**THE REQUEST**
Transcribe the material verbatim in full; the pictures do not belong in the copy.
--- begin LISTED RECORDS ---
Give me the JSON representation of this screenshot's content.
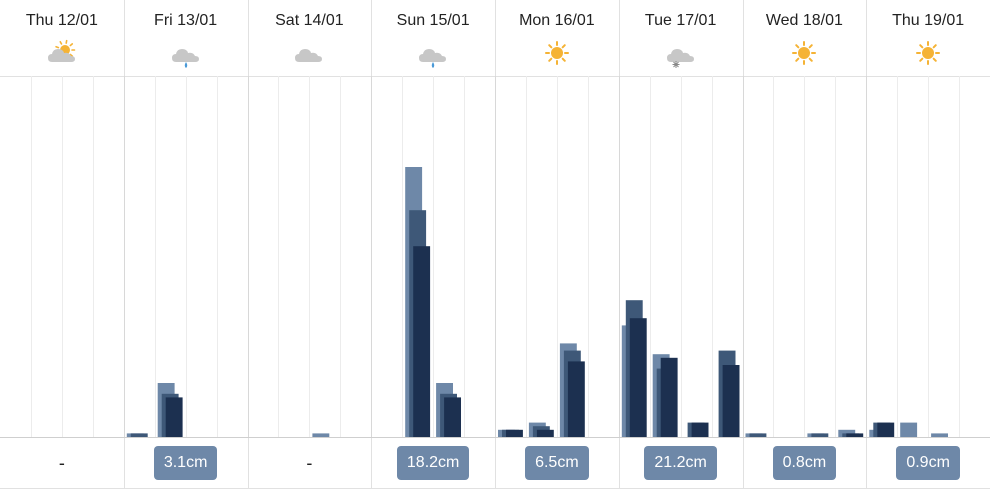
{
  "chart_data": {
    "type": "bar",
    "days": [
      {
        "label": "Thu 12/01",
        "icon": "sun-behind-cloud-icon",
        "total": "-"
      },
      {
        "label": "Fri 13/01",
        "icon": "rain-cloud-icon",
        "total": "3.1cm"
      },
      {
        "label": "Sat 14/01",
        "icon": "cloud-icon",
        "total": "-"
      },
      {
        "label": "Sun 15/01",
        "icon": "rain-cloud-icon",
        "total": "18.2cm"
      },
      {
        "label": "Mon 16/01",
        "icon": "sun-icon",
        "total": "6.5cm"
      },
      {
        "label": "Tue 17/01",
        "icon": "snow-cloud-icon",
        "total": "21.2cm"
      },
      {
        "label": "Wed 18/01",
        "icon": "sun-icon",
        "total": "0.8cm"
      },
      {
        "label": "Thu 19/01",
        "icon": "sun-icon",
        "total": "0.9cm"
      }
    ],
    "slots_per_day": 4,
    "ylim": [
      0,
      100
    ],
    "series": [
      {
        "color": "#6e88a8",
        "values": [
          0,
          0,
          0,
          0,
          1,
          15,
          0,
          0,
          0,
          0,
          1,
          0,
          0,
          75,
          15,
          0,
          2,
          4,
          26,
          0,
          31,
          23,
          0,
          0,
          1,
          0,
          1,
          2,
          2,
          4,
          1,
          0
        ]
      },
      {
        "color": "#3e5878",
        "values": [
          0,
          0,
          0,
          0,
          1,
          12,
          0,
          0,
          0,
          0,
          0,
          0,
          0,
          63,
          12,
          0,
          2,
          3,
          24,
          0,
          38,
          19,
          4,
          24,
          1,
          0,
          1,
          1,
          4,
          0,
          0,
          0
        ]
      },
      {
        "color": "#1c3050",
        "values": [
          0,
          0,
          0,
          0,
          0,
          11,
          0,
          0,
          0,
          0,
          0,
          0,
          0,
          53,
          11,
          0,
          2,
          2,
          21,
          0,
          33,
          22,
          4,
          20,
          0,
          0,
          0,
          1,
          4,
          0,
          0,
          0
        ]
      }
    ],
    "grid": true
  }
}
--- end LISTED RECORDS ---
**SOLVED EXERCISE**
Give me the JSON representation of this screenshot's content.
{
  "chart_data": {
    "type": "bar",
    "days": [
      {
        "label": "Thu 12/01",
        "icon": "sun-behind-cloud-icon",
        "total": "-"
      },
      {
        "label": "Fri 13/01",
        "icon": "rain-cloud-icon",
        "total": "3.1cm"
      },
      {
        "label": "Sat 14/01",
        "icon": "cloud-icon",
        "total": "-"
      },
      {
        "label": "Sun 15/01",
        "icon": "rain-cloud-icon",
        "total": "18.2cm"
      },
      {
        "label": "Mon 16/01",
        "icon": "sun-icon",
        "total": "6.5cm"
      },
      {
        "label": "Tue 17/01",
        "icon": "snow-cloud-icon",
        "total": "21.2cm"
      },
      {
        "label": "Wed 18/01",
        "icon": "sun-icon",
        "total": "0.8cm"
      },
      {
        "label": "Thu 19/01",
        "icon": "sun-icon",
        "total": "0.9cm"
      }
    ],
    "slots_per_day": 4,
    "ylim": [
      0,
      100
    ],
    "series": [
      {
        "color": "#6e88a8",
        "values": [
          0,
          0,
          0,
          0,
          1,
          15,
          0,
          0,
          0,
          0,
          1,
          0,
          0,
          75,
          15,
          0,
          2,
          4,
          26,
          0,
          31,
          23,
          0,
          0,
          1,
          0,
          1,
          2,
          2,
          4,
          1,
          0
        ]
      },
      {
        "color": "#3e5878",
        "values": [
          0,
          0,
          0,
          0,
          1,
          12,
          0,
          0,
          0,
          0,
          0,
          0,
          0,
          63,
          12,
          0,
          2,
          3,
          24,
          0,
          38,
          19,
          4,
          24,
          1,
          0,
          1,
          1,
          4,
          0,
          0,
          0
        ]
      },
      {
        "color": "#1c3050",
        "values": [
          0,
          0,
          0,
          0,
          0,
          11,
          0,
          0,
          0,
          0,
          0,
          0,
          0,
          53,
          11,
          0,
          2,
          2,
          21,
          0,
          33,
          22,
          4,
          20,
          0,
          0,
          0,
          1,
          4,
          0,
          0,
          0
        ]
      }
    ],
    "grid": true
  }
}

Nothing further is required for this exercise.